What is the number of lines containing the word "Rate"? Give that number alone.

start Stored rows

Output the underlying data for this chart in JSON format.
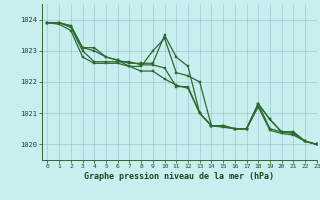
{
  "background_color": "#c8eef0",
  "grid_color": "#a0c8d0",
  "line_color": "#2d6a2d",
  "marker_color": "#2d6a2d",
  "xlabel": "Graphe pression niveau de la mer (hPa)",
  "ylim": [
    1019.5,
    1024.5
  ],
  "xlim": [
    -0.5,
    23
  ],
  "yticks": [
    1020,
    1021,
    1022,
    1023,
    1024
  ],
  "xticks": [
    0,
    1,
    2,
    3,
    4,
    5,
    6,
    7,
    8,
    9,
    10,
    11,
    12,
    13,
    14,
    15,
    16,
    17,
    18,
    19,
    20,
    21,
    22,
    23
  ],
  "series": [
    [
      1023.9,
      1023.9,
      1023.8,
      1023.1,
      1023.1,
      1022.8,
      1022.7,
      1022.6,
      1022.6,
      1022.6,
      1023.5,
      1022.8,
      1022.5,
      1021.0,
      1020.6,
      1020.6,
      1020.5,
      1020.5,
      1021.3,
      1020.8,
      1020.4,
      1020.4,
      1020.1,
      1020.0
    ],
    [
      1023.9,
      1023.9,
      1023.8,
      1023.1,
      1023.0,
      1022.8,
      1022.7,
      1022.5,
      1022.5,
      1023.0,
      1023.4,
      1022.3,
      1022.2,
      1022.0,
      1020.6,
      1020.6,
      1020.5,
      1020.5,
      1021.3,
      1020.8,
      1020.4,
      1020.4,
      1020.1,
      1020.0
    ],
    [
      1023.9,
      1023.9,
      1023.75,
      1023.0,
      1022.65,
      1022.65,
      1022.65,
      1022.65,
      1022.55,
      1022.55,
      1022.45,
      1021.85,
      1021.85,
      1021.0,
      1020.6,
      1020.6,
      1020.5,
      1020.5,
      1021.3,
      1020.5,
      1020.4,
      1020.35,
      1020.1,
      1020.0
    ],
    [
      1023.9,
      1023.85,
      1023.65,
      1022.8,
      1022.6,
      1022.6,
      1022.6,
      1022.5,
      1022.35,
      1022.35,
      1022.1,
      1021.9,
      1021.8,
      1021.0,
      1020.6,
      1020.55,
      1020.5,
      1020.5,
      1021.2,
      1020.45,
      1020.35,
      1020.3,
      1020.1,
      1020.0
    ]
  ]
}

end Stored rows
start Stored rows

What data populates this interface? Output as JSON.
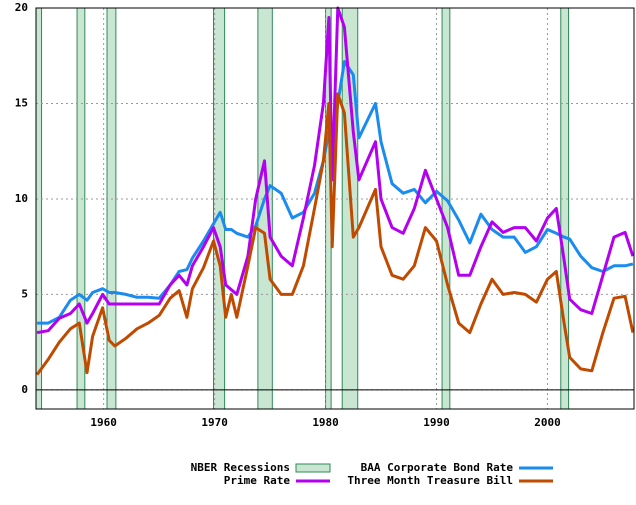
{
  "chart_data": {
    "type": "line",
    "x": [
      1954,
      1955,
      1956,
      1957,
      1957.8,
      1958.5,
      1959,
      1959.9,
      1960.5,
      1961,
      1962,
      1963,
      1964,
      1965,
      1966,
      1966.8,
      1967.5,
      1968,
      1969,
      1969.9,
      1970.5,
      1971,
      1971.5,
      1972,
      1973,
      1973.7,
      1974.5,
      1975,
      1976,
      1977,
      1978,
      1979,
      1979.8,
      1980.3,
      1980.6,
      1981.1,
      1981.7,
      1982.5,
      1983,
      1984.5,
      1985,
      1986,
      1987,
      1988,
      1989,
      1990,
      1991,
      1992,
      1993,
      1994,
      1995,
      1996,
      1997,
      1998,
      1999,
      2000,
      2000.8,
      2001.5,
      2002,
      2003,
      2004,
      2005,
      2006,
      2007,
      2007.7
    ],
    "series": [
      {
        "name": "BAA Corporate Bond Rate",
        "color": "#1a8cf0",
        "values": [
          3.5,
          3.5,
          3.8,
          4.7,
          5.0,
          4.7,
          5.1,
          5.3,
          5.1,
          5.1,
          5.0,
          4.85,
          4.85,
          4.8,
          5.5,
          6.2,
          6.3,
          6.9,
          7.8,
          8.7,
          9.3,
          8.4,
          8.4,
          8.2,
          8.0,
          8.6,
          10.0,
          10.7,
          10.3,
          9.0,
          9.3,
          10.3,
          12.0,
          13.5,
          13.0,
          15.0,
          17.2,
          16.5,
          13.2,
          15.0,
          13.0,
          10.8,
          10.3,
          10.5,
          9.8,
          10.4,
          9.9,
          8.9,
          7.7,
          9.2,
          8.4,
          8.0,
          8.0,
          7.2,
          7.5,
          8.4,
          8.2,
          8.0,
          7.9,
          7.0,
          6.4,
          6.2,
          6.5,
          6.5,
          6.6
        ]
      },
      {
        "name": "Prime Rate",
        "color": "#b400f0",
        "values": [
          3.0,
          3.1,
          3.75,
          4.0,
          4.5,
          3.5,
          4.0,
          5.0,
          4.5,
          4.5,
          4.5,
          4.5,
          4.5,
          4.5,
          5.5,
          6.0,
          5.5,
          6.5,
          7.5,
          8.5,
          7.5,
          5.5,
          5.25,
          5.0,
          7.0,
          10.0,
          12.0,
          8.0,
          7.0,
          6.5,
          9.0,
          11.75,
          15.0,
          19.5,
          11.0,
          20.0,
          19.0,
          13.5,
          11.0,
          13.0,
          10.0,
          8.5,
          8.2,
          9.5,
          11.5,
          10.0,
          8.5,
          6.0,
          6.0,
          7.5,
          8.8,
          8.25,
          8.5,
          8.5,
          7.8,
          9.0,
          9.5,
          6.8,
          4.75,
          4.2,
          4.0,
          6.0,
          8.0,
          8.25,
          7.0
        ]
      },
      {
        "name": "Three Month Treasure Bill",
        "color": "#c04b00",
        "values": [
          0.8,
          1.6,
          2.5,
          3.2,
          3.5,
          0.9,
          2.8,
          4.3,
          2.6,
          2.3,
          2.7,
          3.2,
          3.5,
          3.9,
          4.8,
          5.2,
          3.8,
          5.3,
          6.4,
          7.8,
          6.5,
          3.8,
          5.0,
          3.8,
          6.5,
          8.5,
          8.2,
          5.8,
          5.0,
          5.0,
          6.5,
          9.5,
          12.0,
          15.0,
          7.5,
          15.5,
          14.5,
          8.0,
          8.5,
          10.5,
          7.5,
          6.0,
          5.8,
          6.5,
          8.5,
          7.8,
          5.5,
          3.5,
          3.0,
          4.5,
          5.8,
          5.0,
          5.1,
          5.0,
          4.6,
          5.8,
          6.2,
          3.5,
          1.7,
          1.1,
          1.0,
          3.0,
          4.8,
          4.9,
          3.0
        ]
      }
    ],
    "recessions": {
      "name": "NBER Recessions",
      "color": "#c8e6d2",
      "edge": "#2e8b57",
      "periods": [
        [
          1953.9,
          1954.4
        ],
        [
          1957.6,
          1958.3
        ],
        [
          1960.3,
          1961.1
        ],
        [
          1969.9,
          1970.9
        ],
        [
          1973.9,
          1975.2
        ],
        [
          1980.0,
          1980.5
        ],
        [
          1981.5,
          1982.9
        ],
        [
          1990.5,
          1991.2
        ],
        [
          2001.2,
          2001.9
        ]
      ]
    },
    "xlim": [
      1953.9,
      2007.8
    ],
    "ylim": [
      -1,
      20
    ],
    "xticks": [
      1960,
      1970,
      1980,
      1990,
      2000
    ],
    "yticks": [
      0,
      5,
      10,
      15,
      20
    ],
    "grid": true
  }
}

end Stored rows

■ Reply ■
2